*** Supplied records
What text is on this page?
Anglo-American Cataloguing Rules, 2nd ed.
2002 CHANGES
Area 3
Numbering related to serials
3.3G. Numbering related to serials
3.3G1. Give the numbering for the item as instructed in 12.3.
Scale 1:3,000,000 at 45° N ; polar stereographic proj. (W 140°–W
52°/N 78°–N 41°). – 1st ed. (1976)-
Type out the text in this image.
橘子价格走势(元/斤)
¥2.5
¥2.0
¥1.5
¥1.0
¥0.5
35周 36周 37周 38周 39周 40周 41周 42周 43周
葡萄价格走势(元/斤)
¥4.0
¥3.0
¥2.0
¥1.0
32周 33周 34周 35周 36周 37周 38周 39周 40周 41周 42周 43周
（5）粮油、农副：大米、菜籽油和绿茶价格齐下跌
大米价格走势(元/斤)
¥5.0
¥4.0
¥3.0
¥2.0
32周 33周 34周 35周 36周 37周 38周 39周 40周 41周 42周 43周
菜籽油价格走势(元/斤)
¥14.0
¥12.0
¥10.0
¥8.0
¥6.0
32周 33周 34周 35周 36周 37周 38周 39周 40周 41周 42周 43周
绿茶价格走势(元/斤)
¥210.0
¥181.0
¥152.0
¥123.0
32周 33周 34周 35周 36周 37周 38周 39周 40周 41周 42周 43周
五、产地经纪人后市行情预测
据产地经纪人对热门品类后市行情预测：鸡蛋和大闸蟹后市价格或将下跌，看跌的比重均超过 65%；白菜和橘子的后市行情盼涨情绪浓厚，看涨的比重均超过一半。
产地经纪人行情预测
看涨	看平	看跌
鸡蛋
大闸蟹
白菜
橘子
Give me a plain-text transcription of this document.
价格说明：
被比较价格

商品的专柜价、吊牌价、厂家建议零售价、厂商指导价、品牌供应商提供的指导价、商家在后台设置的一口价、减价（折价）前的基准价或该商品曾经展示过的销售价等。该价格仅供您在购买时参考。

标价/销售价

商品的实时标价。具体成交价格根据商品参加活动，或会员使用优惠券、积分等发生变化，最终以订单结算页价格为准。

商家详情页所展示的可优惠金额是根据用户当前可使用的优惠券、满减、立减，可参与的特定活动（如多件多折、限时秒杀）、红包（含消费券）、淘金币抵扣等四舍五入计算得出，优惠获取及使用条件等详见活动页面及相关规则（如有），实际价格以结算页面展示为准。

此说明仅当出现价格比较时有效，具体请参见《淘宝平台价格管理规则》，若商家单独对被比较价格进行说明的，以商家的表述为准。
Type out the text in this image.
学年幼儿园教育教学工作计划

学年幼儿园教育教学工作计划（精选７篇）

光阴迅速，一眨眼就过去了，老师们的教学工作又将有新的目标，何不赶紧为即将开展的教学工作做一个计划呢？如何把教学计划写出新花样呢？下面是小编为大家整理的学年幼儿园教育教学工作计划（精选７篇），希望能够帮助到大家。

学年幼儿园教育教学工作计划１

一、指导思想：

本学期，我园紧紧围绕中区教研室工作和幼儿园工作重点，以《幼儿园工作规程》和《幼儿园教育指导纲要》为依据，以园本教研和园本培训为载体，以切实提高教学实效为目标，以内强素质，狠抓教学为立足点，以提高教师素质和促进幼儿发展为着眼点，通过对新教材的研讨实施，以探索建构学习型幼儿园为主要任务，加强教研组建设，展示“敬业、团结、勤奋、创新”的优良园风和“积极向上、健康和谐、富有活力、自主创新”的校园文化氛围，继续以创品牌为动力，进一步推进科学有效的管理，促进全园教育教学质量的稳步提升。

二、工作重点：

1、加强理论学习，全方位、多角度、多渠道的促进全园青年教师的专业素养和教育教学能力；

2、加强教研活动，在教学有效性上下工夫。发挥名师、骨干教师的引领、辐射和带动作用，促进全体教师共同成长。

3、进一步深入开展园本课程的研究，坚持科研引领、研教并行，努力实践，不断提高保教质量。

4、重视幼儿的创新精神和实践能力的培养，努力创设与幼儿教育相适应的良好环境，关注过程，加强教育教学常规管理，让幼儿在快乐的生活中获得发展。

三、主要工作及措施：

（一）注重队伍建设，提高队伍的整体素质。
******
#### Challenge:
Please reproduce each record precisely as written.

#### Solution to this problem:
What text is on this page?
Anglo-American Cataloguing Rules, 2nd ed.
2002 CHANGES
Area 3
Numbering related to serials
3.3G. Numbering related to serials
3.3G1. Give the numbering for the item as instructed in 12.3.
Scale 1:3,000,000 at 45° N ; polar stereographic proj. (W 140°–W
52°/N 78°–N 41°). – 1st ed. (1976)-
Type out the text in this image.
橘子价格走势(元/斤)
¥2.5
¥2.0
¥1.5
¥1.0
¥0.5
35周 36周 37周 38周 39周 40周 41周 42周 43周
葡萄价格走势(元/斤)
¥4.0
¥3.0
¥2.0
¥1.0
32周 33周 34周 35周 36周 37周 38周 39周 40周 41周 42周 43周
（5）粮油、农副：大米、菜籽油和绿茶价格齐下跌
大米价格走势(元/斤)
¥5.0
¥4.0
¥3.0
¥2.0
32周 33周 34周 35周 36周 37周 38周 39周 40周 41周 42周 43周
菜籽油价格走势(元/斤)
¥14.0
¥12.0
¥10.0
¥8.0
¥6.0
32周 33周 34周 35周 36周 37周 38周 39周 40周 41周 42周 43周
绿茶价格走势(元/斤)
¥210.0
¥181.0
¥152.0
¥123.0
32周 33周 34周 35周 36周 37周 38周 39周 40周 41周 42周 43周
五、产地经纪人后市行情预测
据产地经纪人对热门品类后市行情预测：鸡蛋和大闸蟹后市价格或将下跌，看跌的比重均超过 65%；白菜和橘子的后市行情盼涨情绪浓厚，看涨的比重均超过一半。
产地经纪人行情预测
看涨	看平	看跌
鸡蛋
大闸蟹
白菜
橘子
Give me a plain-text transcription of this document.
价格说明：
被比较价格

商品的专柜价、吊牌价、厂家建议零售价、厂商指导价、品牌供应商提供的指导价、商家在后台设置的一口价、减价（折价）前的基准价或该商品曾经展示过的销售价等。该价格仅供您在购买时参考。

标价/销售价

商品的实时标价。具体成交价格根据商品参加活动，或会员使用优惠券、积分等发生变化，最终以订单结算页价格为准。

商家详情页所展示的可优惠金额是根据用户当前可使用的优惠券、满减、立减，可参与的特定活动（如多件多折、限时秒杀）、红包（含消费券）、淘金币抵扣等四舍五入计算得出，优惠获取及使用条件等详见活动页面及相关规则（如有），实际价格以结算页面展示为准。

此说明仅当出现价格比较时有效，具体请参见《淘宝平台价格管理规则》，若商家单独对被比较价格进行说明的，以商家的表述为准。
Type out the text in this image.
学年幼儿园教育教学工作计划

学年幼儿园教育教学工作计划（精选７篇）

光阴迅速，一眨眼就过去了，老师们的教学工作又将有新的目标，何不赶紧为即将开展的教学工作做一个计划呢？如何把教学计划写出新花样呢？下面是小编为大家整理的学年幼儿园教育教学工作计划（精选７篇），希望能够帮助到大家。

学年幼儿园教育教学工作计划１

一、指导思想：

本学期，我园紧紧围绕中区教研室工作和幼儿园工作重点，以《幼儿园工作规程》和《幼儿园教育指导纲要》为依据，以园本教研和园本培训为载体，以切实提高教学实效为目标，以内强素质，狠抓教学为立足点，以提高教师素质和促进幼儿发展为着眼点，通过对新教材的研讨实施，以探索建构学习型幼儿园为主要任务，加强教研组建设，展示“敬业、团结、勤奋、创新”的优良园风和“积极向上、健康和谐、富有活力、自主创新”的校园文化氛围，继续以创品牌为动力，进一步推进科学有效的管理，促进全园教育教学质量的稳步提升。

二、工作重点：

1、加强理论学习，全方位、多角度、多渠道的促进全园青年教师的专业素养和教育教学能力；

2、加强教研活动，在教学有效性上下工夫。发挥名师、骨干教师的引领、辐射和带动作用，促进全体教师共同成长。

3、进一步深入开展园本课程的研究，坚持科研引领、研教并行，努力实践，不断提高保教质量。

4、重视幼儿的创新精神和实践能力的培养，努力创设与幼儿教育相适应的良好环境，关注过程，加强教育教学常规管理，让幼儿在快乐的生活中获得发展。

三、主要工作及措施：

（一）注重队伍建设，提高队伍的整体素质。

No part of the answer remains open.